Records from a data source

┌──

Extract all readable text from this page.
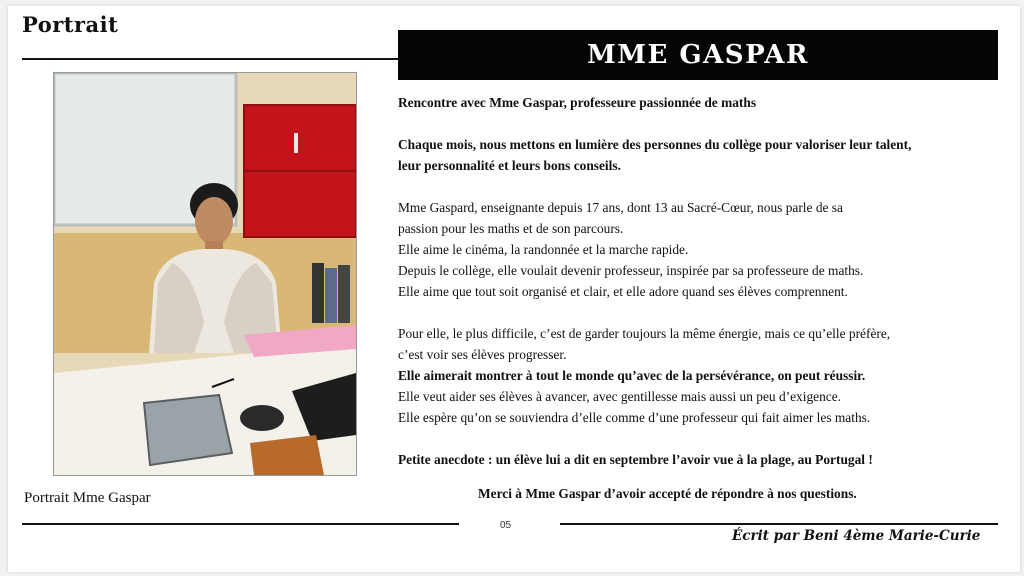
Portrait
MME GASPAR
Portrait Mme Gaspar

Rencontre avec Mme Gaspar, professeure passionnée de maths

Chaque mois, nous mettons en lumière des personnes du collège pour valoriser leur talent,

leur personnalité et leurs bons conseils.

Mme Gaspard, enseignante depuis 17 ans, dont 13 au Sacré-Cœur, nous parle de sa

passion pour les maths et de son parcours.

Elle aime le cinéma, la randonnée et la marche rapide.

Depuis le collège, elle voulait devenir professeur, inspirée par sa professeure de maths.

Elle aime que tout soit organisé et clair, et elle adore quand ses élèves comprennent.

Pour elle, le plus difficile, c’est de garder toujours la même énergie, mais ce qu’elle préfère,

c’est voir ses élèves progresser.

Elle aimerait montrer à tout le monde qu’avec de la persévérance, on peut réussir.

Elle veut aider ses élèves à avancer, avec gentillesse mais aussi un peu d’exigence.

Elle espère qu’on se souviendra d’elle comme d’une professeur qui fait aimer les maths.

Petite anecdote : un élève lui a dit en septembre l’avoir vue à la plage, au Portugal !

Merci à Mme Gaspar d’avoir accepté de répondre à nos questions.
05
Écrit par Beni 4ème Marie-Curie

└──

[PROBLEM]
Skip every picture and transcribe the data above exactly.

[EXERCISE SOLUTION]
Extract all readable text from this page.
Portrait
MME GASPAR
Portrait Mme Gaspar

Rencontre avec Mme Gaspar, professeure passionnée de maths

Chaque mois, nous mettons en lumière des personnes du collège pour valoriser leur talent,

leur personnalité et leurs bons conseils.

Mme Gaspard, enseignante depuis 17 ans, dont 13 au Sacré-Cœur, nous parle de sa

passion pour les maths et de son parcours.

Elle aime le cinéma, la randonnée et la marche rapide.

Depuis le collège, elle voulait devenir professeur, inspirée par sa professeure de maths.

Elle aime que tout soit organisé et clair, et elle adore quand ses élèves comprennent.

Pour elle, le plus difficile, c’est de garder toujours la même énergie, mais ce qu’elle préfère,

c’est voir ses élèves progresser.

Elle aimerait montrer à tout le monde qu’avec de la persévérance, on peut réussir.

Elle veut aider ses élèves à avancer, avec gentillesse mais aussi un peu d’exigence.

Elle espère qu’on se souviendra d’elle comme d’une professeur qui fait aimer les maths.

Petite anecdote : un élève lui a dit en septembre l’avoir vue à la plage, au Portugal !

Merci à Mme Gaspar d’avoir accepté de répondre à nos questions.
05
Écrit par Beni 4ème Marie-Curie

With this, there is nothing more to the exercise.